Work to be completed: Extract every line where the string "title" appears.

----------------------------------------

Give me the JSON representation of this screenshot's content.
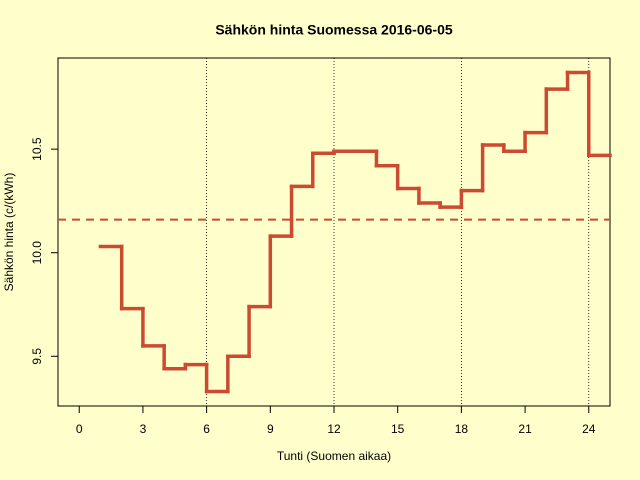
{
  "chart_data": {
    "type": "step",
    "title": "Sähkön hinta Suomessa 2016-06-05",
    "xlabel": "Tunti (Suomen aikaa)",
    "ylabel": "Sähkön hinta (c/(kWh)",
    "x": [
      1,
      2,
      3,
      4,
      5,
      6,
      7,
      8,
      9,
      10,
      11,
      12,
      13,
      14,
      15,
      16,
      17,
      18,
      19,
      20,
      21,
      22,
      23,
      24
    ],
    "series": [
      {
        "color": "#cc4a32",
        "values": [
          10.03,
          9.73,
          9.55,
          9.44,
          9.46,
          9.33,
          9.5,
          9.74,
          10.08,
          10.32,
          10.48,
          10.49,
          10.49,
          10.42,
          10.31,
          10.24,
          10.22,
          10.3,
          10.52,
          10.49,
          10.58,
          10.79,
          10.87,
          10.47
        ]
      }
    ],
    "mean_line": 10.16,
    "vlines": [
      6,
      12,
      18,
      24
    ],
    "xlim": [
      -1,
      25
    ],
    "ylim": [
      9.26,
      10.94
    ],
    "xticks": [
      0,
      3,
      6,
      9,
      12,
      15,
      18,
      21,
      24
    ],
    "yticks": [
      9.5,
      {
        "value": 10,
        "label": "10.0"
      },
      10.5
    ]
  }
}
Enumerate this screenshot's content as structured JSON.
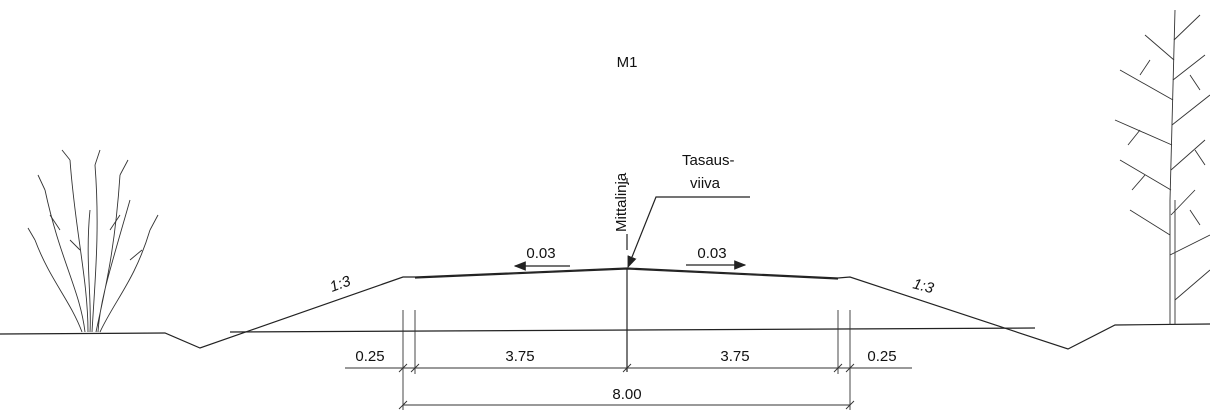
{
  "title": "M1",
  "centerline_label": "Mittalinja",
  "leveling_label": {
    "line1": "Tasaus-",
    "line2": "viiva"
  },
  "crossfall": {
    "left": "0.03",
    "right": "0.03"
  },
  "slopes": {
    "left": "1:3",
    "right": "1:3"
  },
  "dimensions": {
    "left_shoulder": "0.25",
    "left_lane": "3.75",
    "right_lane": "3.75",
    "right_shoulder": "0.25",
    "total": "8.00"
  }
}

----------------------------------------

Right answer:
    "title": "Sähkön hinta Suomessa 2016-06-05",
  "title": "M1",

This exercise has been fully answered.